SET TASK ▸ Where a line of the material contains the string "marker", copy that line.

DATA PROVIDED ▸
-------

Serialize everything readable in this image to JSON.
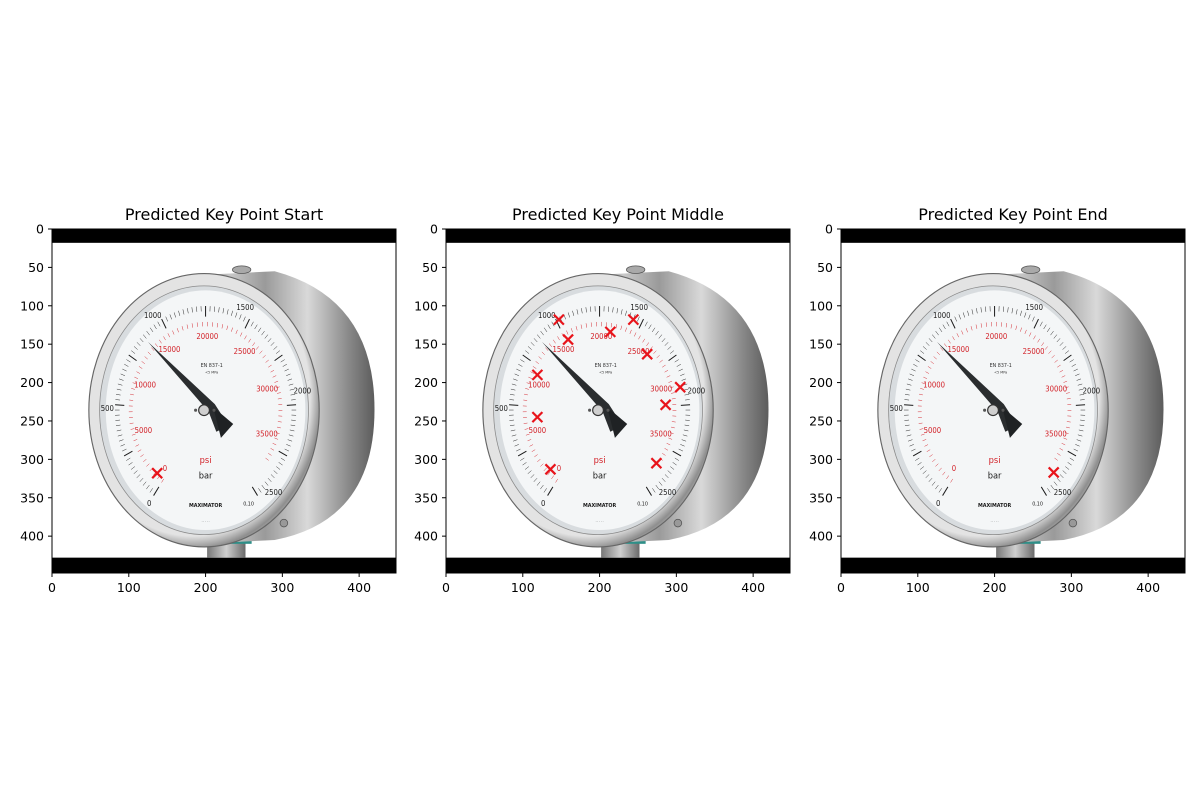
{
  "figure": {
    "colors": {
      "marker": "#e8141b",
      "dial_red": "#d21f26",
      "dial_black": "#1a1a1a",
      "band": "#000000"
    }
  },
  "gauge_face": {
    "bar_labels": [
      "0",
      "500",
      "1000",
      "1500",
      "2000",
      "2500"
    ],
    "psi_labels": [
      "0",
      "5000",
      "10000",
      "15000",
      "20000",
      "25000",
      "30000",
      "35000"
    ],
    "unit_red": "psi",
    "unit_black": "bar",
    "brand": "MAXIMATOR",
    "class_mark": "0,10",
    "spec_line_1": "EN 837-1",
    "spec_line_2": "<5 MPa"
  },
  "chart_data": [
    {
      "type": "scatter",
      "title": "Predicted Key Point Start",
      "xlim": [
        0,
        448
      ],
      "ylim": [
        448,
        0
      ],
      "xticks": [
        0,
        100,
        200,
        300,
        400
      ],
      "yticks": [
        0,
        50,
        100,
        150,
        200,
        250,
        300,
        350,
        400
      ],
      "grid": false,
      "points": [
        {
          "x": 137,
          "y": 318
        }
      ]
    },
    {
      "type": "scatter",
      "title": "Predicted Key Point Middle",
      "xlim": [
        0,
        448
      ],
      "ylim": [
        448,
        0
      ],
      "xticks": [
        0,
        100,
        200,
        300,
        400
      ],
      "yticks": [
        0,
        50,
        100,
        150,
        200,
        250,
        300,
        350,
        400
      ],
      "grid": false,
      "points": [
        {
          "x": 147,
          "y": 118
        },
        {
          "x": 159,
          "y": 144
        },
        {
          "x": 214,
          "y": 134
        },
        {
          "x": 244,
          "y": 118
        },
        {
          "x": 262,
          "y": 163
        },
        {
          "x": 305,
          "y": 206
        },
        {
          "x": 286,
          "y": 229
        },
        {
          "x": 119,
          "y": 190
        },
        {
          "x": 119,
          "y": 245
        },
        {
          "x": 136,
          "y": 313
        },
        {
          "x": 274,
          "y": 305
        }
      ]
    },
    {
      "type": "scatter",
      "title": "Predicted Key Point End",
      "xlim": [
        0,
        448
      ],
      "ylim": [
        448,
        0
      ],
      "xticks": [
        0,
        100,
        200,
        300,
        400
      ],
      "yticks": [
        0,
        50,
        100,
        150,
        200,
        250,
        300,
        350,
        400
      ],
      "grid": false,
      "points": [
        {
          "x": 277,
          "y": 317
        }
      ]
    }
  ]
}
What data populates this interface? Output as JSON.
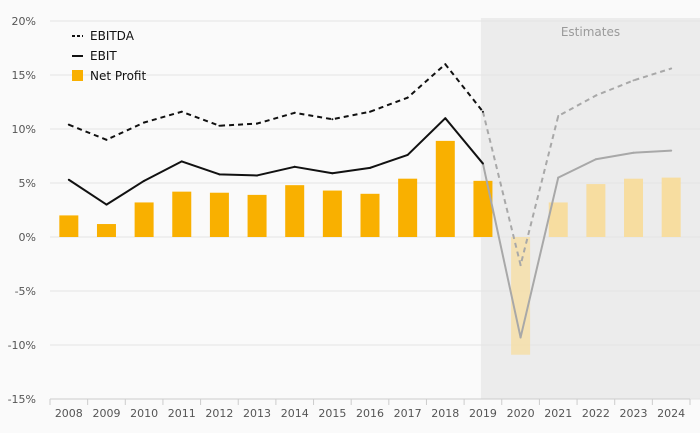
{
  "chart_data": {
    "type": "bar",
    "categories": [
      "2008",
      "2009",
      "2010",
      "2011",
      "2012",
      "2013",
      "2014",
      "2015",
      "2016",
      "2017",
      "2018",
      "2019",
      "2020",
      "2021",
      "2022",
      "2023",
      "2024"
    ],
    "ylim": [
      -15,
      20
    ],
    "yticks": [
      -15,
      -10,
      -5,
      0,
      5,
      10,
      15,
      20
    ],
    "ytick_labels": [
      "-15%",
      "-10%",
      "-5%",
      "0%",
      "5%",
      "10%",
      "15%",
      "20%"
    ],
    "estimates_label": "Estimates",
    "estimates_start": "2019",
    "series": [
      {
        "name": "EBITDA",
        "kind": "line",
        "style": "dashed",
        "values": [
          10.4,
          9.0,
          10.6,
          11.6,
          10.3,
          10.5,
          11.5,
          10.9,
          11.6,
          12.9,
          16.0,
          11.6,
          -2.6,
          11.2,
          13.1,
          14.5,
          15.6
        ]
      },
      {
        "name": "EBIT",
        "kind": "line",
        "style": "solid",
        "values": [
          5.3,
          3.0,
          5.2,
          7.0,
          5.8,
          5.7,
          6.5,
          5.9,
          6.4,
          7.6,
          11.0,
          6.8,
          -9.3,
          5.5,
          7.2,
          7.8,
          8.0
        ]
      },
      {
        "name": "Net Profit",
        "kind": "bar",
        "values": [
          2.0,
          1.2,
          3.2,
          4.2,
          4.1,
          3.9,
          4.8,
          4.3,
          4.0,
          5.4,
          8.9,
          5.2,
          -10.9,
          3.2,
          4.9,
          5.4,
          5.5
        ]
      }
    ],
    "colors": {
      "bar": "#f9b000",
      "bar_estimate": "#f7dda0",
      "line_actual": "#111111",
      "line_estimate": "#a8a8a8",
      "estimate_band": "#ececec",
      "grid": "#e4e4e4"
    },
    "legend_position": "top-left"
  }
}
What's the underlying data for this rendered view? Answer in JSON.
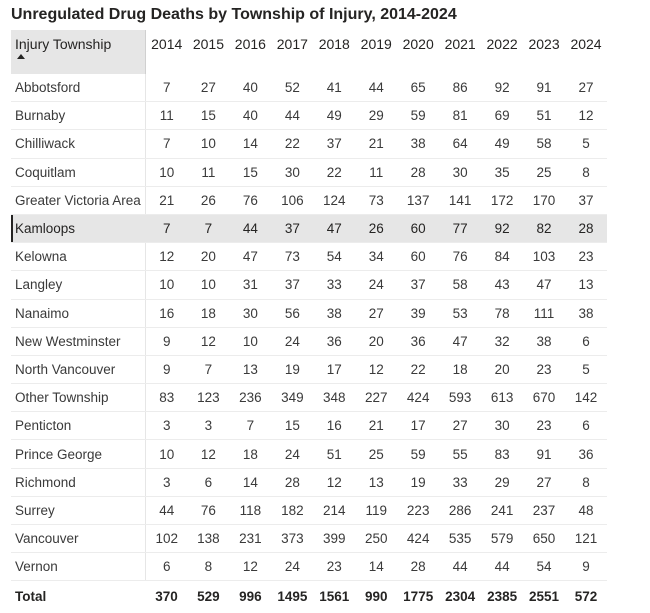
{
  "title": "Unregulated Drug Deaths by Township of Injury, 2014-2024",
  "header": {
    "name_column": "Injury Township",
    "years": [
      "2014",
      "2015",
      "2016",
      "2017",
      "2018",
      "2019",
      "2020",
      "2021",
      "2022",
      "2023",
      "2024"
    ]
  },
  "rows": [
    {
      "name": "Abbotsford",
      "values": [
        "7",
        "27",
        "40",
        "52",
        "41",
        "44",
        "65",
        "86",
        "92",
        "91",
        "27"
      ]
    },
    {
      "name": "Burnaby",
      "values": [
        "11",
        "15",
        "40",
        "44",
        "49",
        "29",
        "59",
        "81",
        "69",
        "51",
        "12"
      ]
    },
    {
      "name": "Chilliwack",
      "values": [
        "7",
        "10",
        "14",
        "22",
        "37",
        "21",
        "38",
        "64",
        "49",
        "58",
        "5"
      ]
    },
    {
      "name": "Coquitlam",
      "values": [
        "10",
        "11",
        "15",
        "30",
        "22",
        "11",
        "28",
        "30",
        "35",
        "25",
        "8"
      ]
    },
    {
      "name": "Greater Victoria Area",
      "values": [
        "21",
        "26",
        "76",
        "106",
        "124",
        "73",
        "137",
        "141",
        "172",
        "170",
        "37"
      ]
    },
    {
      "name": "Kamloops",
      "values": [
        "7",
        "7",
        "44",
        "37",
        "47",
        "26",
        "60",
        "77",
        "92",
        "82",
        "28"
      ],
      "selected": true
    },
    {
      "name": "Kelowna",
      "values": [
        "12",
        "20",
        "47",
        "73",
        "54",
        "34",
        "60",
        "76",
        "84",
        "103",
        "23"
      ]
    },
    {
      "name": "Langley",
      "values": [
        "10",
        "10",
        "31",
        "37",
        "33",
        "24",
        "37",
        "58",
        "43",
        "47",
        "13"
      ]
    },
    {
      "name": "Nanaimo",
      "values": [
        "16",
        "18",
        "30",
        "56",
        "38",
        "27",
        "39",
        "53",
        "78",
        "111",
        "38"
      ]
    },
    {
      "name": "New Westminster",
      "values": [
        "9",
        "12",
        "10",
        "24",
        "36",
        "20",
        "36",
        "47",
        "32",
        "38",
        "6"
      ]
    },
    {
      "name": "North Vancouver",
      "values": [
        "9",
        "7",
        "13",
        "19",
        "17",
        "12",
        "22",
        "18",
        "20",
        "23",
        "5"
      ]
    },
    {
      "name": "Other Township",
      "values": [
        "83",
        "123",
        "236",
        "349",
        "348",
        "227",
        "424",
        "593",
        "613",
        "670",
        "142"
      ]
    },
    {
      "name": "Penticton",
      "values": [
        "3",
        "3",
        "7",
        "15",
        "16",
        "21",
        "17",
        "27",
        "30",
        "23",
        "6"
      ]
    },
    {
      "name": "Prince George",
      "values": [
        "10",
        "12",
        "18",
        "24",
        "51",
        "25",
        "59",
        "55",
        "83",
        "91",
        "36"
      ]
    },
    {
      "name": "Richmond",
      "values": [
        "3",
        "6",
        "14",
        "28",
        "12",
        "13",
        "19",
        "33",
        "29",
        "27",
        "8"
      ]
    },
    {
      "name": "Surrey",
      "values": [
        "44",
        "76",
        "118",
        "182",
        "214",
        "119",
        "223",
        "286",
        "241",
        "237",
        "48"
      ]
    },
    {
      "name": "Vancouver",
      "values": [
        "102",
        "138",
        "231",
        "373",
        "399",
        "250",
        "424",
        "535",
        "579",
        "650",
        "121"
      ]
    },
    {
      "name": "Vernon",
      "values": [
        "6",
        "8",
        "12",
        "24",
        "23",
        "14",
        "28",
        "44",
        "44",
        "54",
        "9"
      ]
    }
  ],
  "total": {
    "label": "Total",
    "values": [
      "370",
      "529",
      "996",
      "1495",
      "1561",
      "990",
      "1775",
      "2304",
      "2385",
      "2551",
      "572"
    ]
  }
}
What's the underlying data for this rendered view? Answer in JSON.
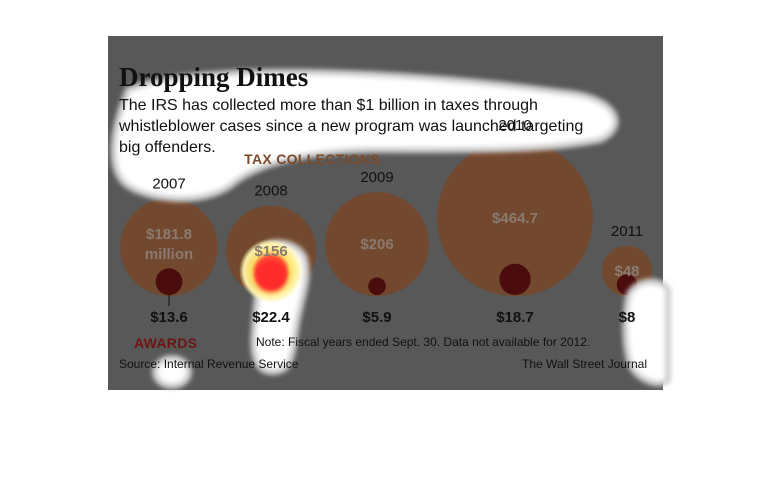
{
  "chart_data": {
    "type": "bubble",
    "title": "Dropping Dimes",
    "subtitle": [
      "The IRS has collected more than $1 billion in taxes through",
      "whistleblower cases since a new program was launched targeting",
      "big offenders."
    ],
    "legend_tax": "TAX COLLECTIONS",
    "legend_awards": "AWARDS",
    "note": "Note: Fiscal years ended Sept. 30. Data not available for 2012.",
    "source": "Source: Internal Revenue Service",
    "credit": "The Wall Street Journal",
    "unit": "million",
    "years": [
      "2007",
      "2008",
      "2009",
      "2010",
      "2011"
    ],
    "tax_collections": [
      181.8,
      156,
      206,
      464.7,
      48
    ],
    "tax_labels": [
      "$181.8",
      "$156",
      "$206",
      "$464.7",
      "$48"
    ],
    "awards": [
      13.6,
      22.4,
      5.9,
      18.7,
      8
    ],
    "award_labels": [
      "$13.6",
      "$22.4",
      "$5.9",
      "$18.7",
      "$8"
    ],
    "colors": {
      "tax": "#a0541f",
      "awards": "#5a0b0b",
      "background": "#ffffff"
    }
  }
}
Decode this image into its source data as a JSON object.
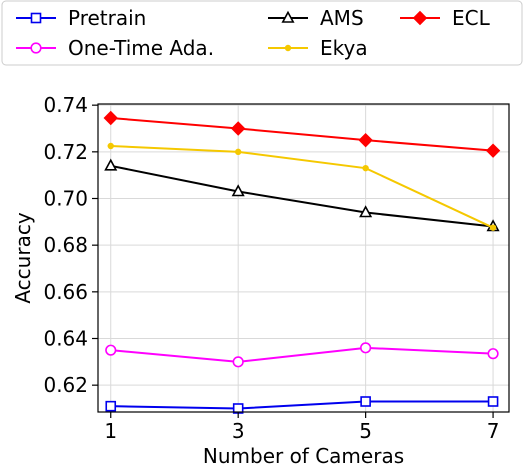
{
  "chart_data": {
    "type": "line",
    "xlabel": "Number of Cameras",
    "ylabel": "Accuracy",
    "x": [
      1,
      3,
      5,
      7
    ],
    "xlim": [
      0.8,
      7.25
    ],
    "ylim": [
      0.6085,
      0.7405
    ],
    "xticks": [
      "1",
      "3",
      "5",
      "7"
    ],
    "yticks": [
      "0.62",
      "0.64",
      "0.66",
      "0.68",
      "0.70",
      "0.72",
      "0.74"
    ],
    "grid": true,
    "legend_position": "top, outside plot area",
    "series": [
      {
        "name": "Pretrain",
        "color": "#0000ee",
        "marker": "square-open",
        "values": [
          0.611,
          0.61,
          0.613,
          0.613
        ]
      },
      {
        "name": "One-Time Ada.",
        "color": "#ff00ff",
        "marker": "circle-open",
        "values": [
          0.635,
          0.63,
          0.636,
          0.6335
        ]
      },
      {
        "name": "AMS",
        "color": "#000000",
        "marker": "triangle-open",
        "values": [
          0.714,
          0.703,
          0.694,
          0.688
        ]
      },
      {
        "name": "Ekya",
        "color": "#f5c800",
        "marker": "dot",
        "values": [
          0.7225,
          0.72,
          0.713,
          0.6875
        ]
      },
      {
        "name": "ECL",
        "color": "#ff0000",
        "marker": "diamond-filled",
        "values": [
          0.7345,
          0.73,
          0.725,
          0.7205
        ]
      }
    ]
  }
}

-------

COMPLETE RESPONSE ▸
      "marker": "#e8141b",
        "marker": "square-open",
        "marker": "circle-open",
        "marker": "triangle-open",
        "marker": "dot",
        "marker": "diamond-filled",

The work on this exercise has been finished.